Stated problem: Read through the data and report every line in which the word "TradingView" occurs.

Exercise materials:

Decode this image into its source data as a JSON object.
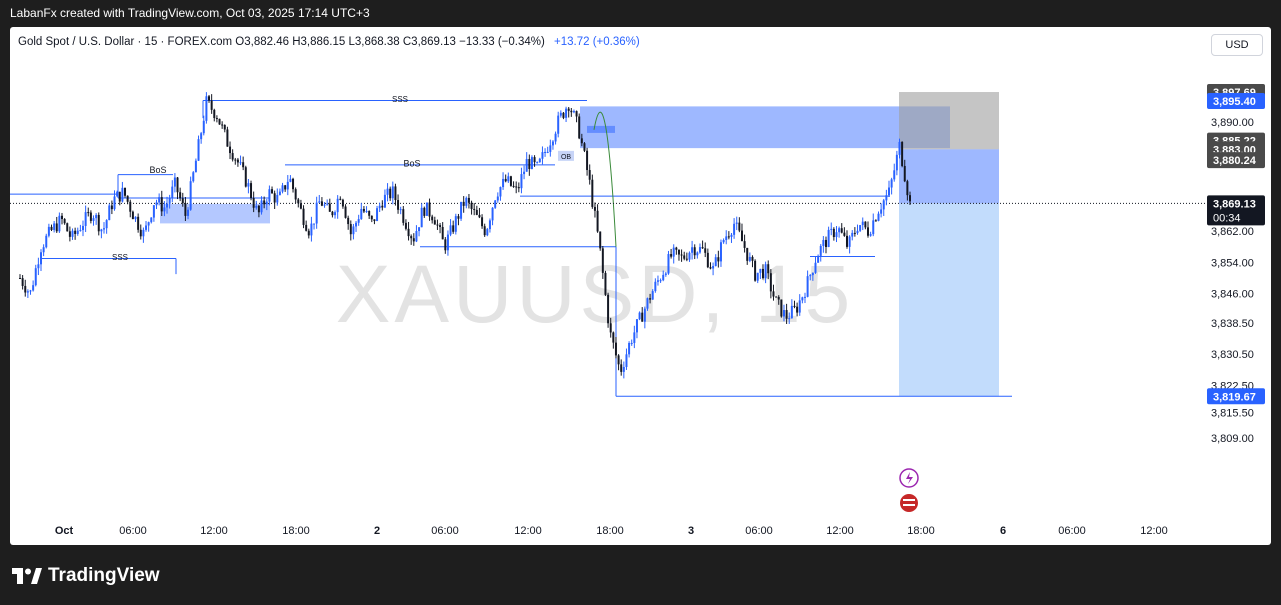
{
  "header": {
    "credit": "LabanFx created with TradingView.com, Oct 03, 2025 17:14 UTC+3"
  },
  "legend": {
    "title": "Gold Spot / U.S. Dollar · 15 · FOREX.com",
    "open": "O3,882.46",
    "high": "H3,886.15",
    "low": "L3,868.38",
    "close": "C3,869.13",
    "change": "−13.33 (−0.34%)",
    "live_change": "+13.72 (+0.36%)"
  },
  "currency_button": "USD",
  "watermark": "XAUUSD, 15",
  "brand": "TradingView",
  "colors": {
    "up": "#2962ff",
    "down": "#131722",
    "zone": "#2962ff",
    "target": "#90bff9",
    "stop": "#9e9e9e",
    "label_dark": "#4a4a4a"
  },
  "chart_data": {
    "type": "candlestick",
    "price_ticks": [
      "3,890.00",
      "3,862.00",
      "3,854.00",
      "3,846.00",
      "3,838.50",
      "3,830.50",
      "3,822.50",
      "3,815.50",
      "3,809.00"
    ],
    "price_labels": [
      {
        "value": 3897.69,
        "text": "3,897.69",
        "style": "dark"
      },
      {
        "value": 3895.4,
        "text": "3,895.40",
        "style": "blue"
      },
      {
        "value": 3885.22,
        "text": "3,885.22",
        "style": "dark"
      },
      {
        "value": 3883.0,
        "text": "3,883.00",
        "style": "dark"
      },
      {
        "value": 3880.24,
        "text": "3,880.24",
        "style": "dark"
      },
      {
        "value": 3869.13,
        "text": "3,869.13",
        "style": "black",
        "sub": "00:34"
      },
      {
        "value": 3819.67,
        "text": "3,819.67",
        "style": "blue"
      }
    ],
    "time_ticks": [
      "Oct",
      "06:00",
      "12:00",
      "18:00",
      "2",
      "06:00",
      "12:00",
      "18:00",
      "3",
      "06:00",
      "12:00",
      "18:00",
      "6",
      "06:00",
      "12:00"
    ],
    "annotations": {
      "bos": "BoS",
      "sss": "SSS",
      "ob": "OB"
    },
    "close_path": [
      3850,
      3846,
      3858,
      3862,
      3865,
      3860,
      3864,
      3867,
      3862,
      3870,
      3872,
      3866,
      3861,
      3870,
      3868,
      3874,
      3866,
      3880,
      3895,
      3892,
      3885,
      3880,
      3874,
      3866,
      3872,
      3870,
      3876,
      3868,
      3862,
      3870,
      3866,
      3872,
      3861,
      3868,
      3864,
      3870,
      3872,
      3866,
      3860,
      3868,
      3866,
      3858,
      3864,
      3870,
      3866,
      3862,
      3872,
      3875,
      3872,
      3880,
      3878,
      3884,
      3890,
      3895,
      3888,
      3875,
      3858,
      3836,
      3826,
      3834,
      3840,
      3846,
      3851,
      3856,
      3855,
      3858,
      3857,
      3852,
      3860,
      3864,
      3858,
      3851,
      3852,
      3844,
      3840,
      3842,
      3848,
      3856,
      3860,
      3863,
      3858,
      3864,
      3862,
      3868,
      3872,
      3884,
      3869
    ]
  }
}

Answer to the exercise:
    "credit": "LabanFx created with TradingView.com, Oct 03, 2025 17:14 UTC+3"
  "brand": "TradingView",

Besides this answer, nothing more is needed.